# REQUIRED TASK
Leave out the pictures and repeat the rest of the material exactly.

# RAW RECORDS
..........

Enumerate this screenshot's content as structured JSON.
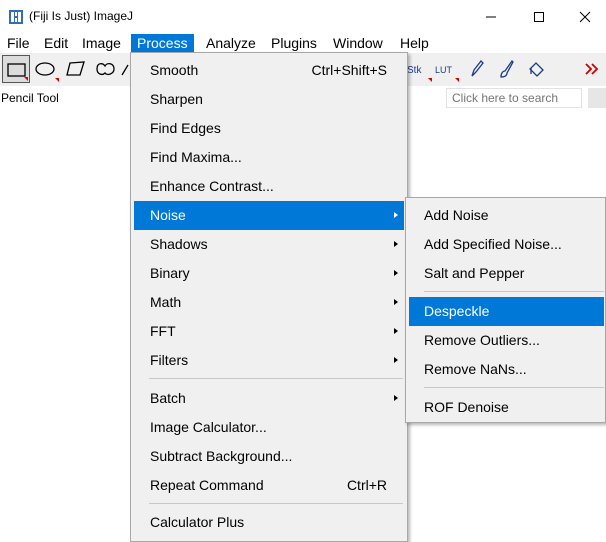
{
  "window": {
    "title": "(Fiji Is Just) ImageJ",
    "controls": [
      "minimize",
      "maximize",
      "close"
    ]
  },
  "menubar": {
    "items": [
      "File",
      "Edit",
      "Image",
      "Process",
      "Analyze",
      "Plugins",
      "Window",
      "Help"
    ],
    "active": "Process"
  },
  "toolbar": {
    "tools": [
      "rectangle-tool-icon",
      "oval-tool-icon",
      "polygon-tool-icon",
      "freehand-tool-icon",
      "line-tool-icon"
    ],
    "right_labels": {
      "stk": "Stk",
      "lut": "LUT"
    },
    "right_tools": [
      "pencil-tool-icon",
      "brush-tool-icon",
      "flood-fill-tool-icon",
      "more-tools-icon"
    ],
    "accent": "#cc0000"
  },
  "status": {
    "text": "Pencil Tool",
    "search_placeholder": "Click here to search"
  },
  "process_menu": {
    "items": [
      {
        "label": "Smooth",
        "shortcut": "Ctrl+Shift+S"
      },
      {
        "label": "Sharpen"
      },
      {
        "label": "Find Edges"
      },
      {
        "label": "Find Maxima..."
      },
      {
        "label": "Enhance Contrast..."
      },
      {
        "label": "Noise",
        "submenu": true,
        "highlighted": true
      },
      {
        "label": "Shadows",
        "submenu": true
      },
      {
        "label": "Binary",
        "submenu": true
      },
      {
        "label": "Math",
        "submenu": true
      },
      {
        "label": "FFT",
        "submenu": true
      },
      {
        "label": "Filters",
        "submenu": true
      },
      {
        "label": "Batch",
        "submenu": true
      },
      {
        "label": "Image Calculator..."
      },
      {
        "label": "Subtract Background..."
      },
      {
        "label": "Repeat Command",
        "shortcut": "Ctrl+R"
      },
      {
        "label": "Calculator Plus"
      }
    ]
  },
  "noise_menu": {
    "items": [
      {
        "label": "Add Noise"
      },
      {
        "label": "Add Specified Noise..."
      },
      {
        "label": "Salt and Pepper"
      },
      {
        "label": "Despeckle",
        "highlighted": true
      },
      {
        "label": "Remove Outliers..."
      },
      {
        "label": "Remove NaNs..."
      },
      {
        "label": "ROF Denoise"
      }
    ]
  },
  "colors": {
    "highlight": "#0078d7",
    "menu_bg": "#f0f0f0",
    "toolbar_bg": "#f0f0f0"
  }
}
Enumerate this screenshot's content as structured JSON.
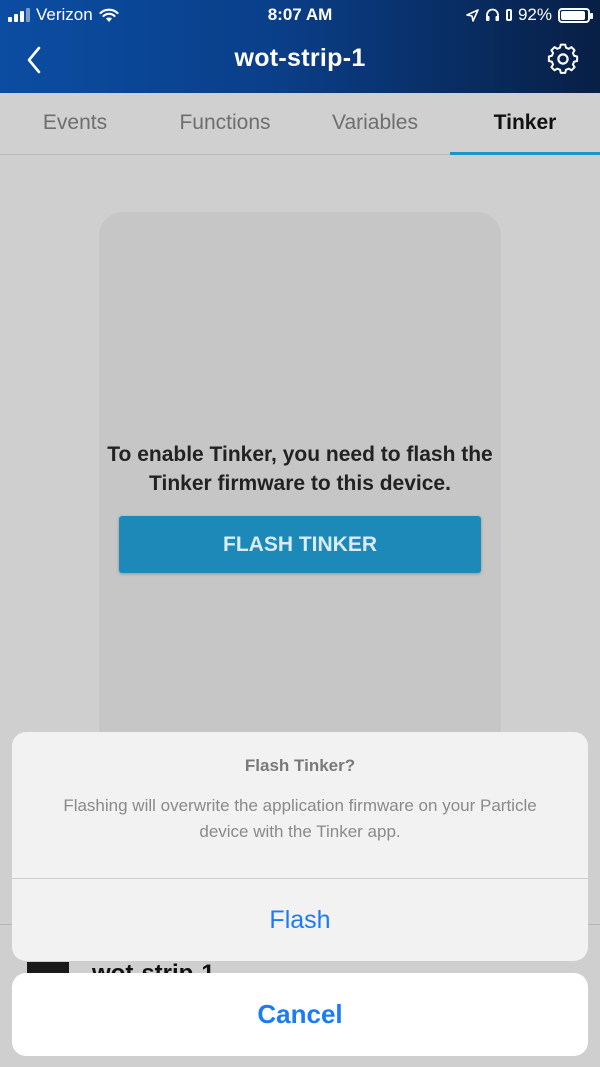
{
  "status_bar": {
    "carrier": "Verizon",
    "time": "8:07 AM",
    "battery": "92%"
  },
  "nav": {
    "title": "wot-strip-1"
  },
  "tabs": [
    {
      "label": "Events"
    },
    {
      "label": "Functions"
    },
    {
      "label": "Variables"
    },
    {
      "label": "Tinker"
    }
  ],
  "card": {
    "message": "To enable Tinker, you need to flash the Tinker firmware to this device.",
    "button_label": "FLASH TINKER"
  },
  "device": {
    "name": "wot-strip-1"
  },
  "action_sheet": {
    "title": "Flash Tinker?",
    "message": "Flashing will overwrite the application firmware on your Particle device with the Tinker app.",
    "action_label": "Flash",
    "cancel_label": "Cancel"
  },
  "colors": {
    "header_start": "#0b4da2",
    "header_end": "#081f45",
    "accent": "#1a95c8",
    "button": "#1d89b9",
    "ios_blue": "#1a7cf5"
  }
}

..........

# COMPLETE OUTPUT
Enumerate this screenshot's content as structured JSON.
{
  "window": {
    "title": "(Fiji Is Just) ImageJ",
    "controls": [
      "minimize",
      "maximize",
      "close"
    ]
  },
  "menubar": {
    "items": [
      "File",
      "Edit",
      "Image",
      "Process",
      "Analyze",
      "Plugins",
      "Window",
      "Help"
    ],
    "active": "Process"
  },
  "toolbar": {
    "tools": [
      "rectangle-tool-icon",
      "oval-tool-icon",
      "polygon-tool-icon",
      "freehand-tool-icon",
      "line-tool-icon"
    ],
    "right_labels": {
      "stk": "Stk",
      "lut": "LUT"
    },
    "right_tools": [
      "pencil-tool-icon",
      "brush-tool-icon",
      "flood-fill-tool-icon",
      "more-tools-icon"
    ],
    "accent": "#cc0000"
  },
  "status": {
    "text": "Pencil Tool",
    "search_placeholder": "Click here to search"
  },
  "process_menu": {
    "items": [
      {
        "label": "Smooth",
        "shortcut": "Ctrl+Shift+S"
      },
      {
        "label": "Sharpen"
      },
      {
        "label": "Find Edges"
      },
      {
        "label": "Find Maxima..."
      },
      {
        "label": "Enhance Contrast..."
      },
      {
        "label": "Noise",
        "submenu": true,
        "highlighted": true
      },
      {
        "label": "Shadows",
        "submenu": true
      },
      {
        "label": "Binary",
        "submenu": true
      },
      {
        "label": "Math",
        "submenu": true
      },
      {
        "label": "FFT",
        "submenu": true
      },
      {
        "label": "Filters",
        "submenu": true
      },
      {
        "label": "Batch",
        "submenu": true
      },
      {
        "label": "Image Calculator..."
      },
      {
        "label": "Subtract Background..."
      },
      {
        "label": "Repeat Command",
        "shortcut": "Ctrl+R"
      },
      {
        "label": "Calculator Plus"
      }
    ]
  },
  "noise_menu": {
    "items": [
      {
        "label": "Add Noise"
      },
      {
        "label": "Add Specified Noise..."
      },
      {
        "label": "Salt and Pepper"
      },
      {
        "label": "Despeckle",
        "highlighted": true
      },
      {
        "label": "Remove Outliers..."
      },
      {
        "label": "Remove NaNs..."
      },
      {
        "label": "ROF Denoise"
      }
    ]
  },
  "colors": {
    "highlight": "#0078d7",
    "menu_bg": "#f0f0f0",
    "toolbar_bg": "#f0f0f0"
  }
}
Enumerate this screenshot's content as structured JSON.
{
  "status_bar": {
    "carrier": "Verizon",
    "time": "8:07 AM",
    "battery": "92%"
  },
  "nav": {
    "title": "wot-strip-1"
  },
  "tabs": [
    {
      "label": "Events"
    },
    {
      "label": "Functions"
    },
    {
      "label": "Variables"
    },
    {
      "label": "Tinker"
    }
  ],
  "card": {
    "message": "To enable Tinker, you need to flash the Tinker firmware to this device.",
    "button_label": "FLASH TINKER"
  },
  "device": {
    "name": "wot-strip-1"
  },
  "action_sheet": {
    "title": "Flash Tinker?",
    "message": "Flashing will overwrite the application firmware on your Particle device with the Tinker app.",
    "action_label": "Flash",
    "cancel_label": "Cancel"
  },
  "colors": {
    "header_start": "#0b4da2",
    "header_end": "#081f45",
    "accent": "#1a95c8",
    "button": "#1d89b9",
    "ios_blue": "#1a7cf5"
  }
}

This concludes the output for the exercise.